**Суть задания**
Определите, соответствуют ли отрывку о торговле следующие утверждения: (а) поезд опоздал на семь часов; (б) на месте сало стоит 25 рублей; (в) стражникам выдают казенную обувь. Для каждого утверждения ответьте «да» или «нет» и приведите точную цитату из отрывка, на которой основан ответ.

**Фрагмент текста**

········

Как будто воскресла ныне эта милая старинка, ее патриархальный порядок, первобытные способы товарообмена с неожиданными заставами молодецкими, «сарынь на кичку» и проч.
— Тому дай, другому дай… Весовщику, первым долгом, дали три рубля, чтобы погрузил, не задержал. Но поезд опоздал на семь часов, грузчики ушли, погрузить было некому. Зря деньги бросили. Прождали мы тут три дня… В одиннадцати местах пришлось платить, пока доехали от Себрякова до Петрограда.
— Что же, есть все-таки расчет? — спрашиваю.
— Как же! В первый раз мы с Кириллом Кривовым по 125-ти рублей чистых денег разделили. Это вот мы второй раз уж, с Гришей Кузнецовым. Пришел я к нему, говорю: «Моя голова, а твои деньги, давай соберем товару»… Сот шесть пар привезли. Если бы кто по рублю барышка дал, с маху бы отдали…
— У нас сейчас все коммерческой частью занялись. Сало, например. На месте у нас оно 11–12 рублей, а в Козлове, в Царицыне — 25. Ну, накладет наш брат в мешок пуда четыре-пять, везет. Расчет есть. Одно: кондуктора здорово грабят. — «Чей мешок?» — Мой. — «Давай пятерку». Одной бригаде пятерку, другой — трояк, третьей — тоже. Пока до места довезешь — барыши пополам разделишь… А все-таки копейку зашибить можно…
— Куда вы деньги деваете? — шучу я.
— А дороговизьма-то! Не успеешь привезть — они растаяли: мука — три с полтиной пуд, а в Усть- Медведице до четырех с полтиной дошла — вот она куда заполыскивает. Тем только вот и дуемся, что кое- каким товарцем перекинешься… А есть, ушли в стражники — пленных караулить на работах: 60 целковых, казенный харч и одежа… Обувка лишь своя. Сейчас у нас в станице и народу-то мало осталось — все на промыслы пустились…
— А кто же дома работать будет?

········

**Записанные сведения**
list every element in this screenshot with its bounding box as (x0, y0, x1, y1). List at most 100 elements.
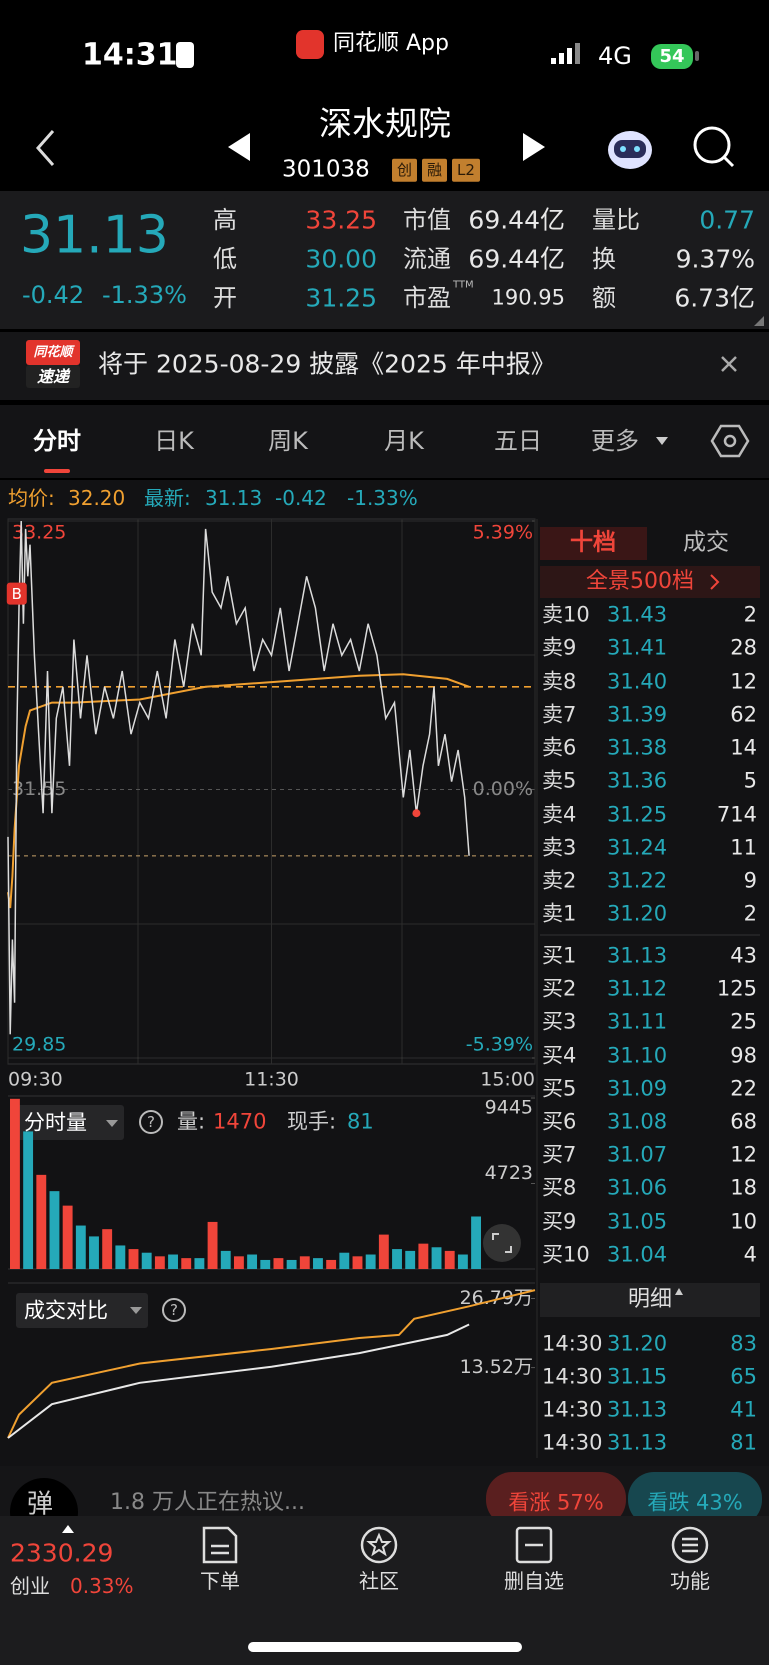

········

**Полный ответ**
(а) Да: «Но поезд опоздал на семь часов».
(б) Нет: «На месте у нас оно 11–12 рублей, а в Козлове, в Царицыне — 25».
(в) Нет: «Обувка лишь своя».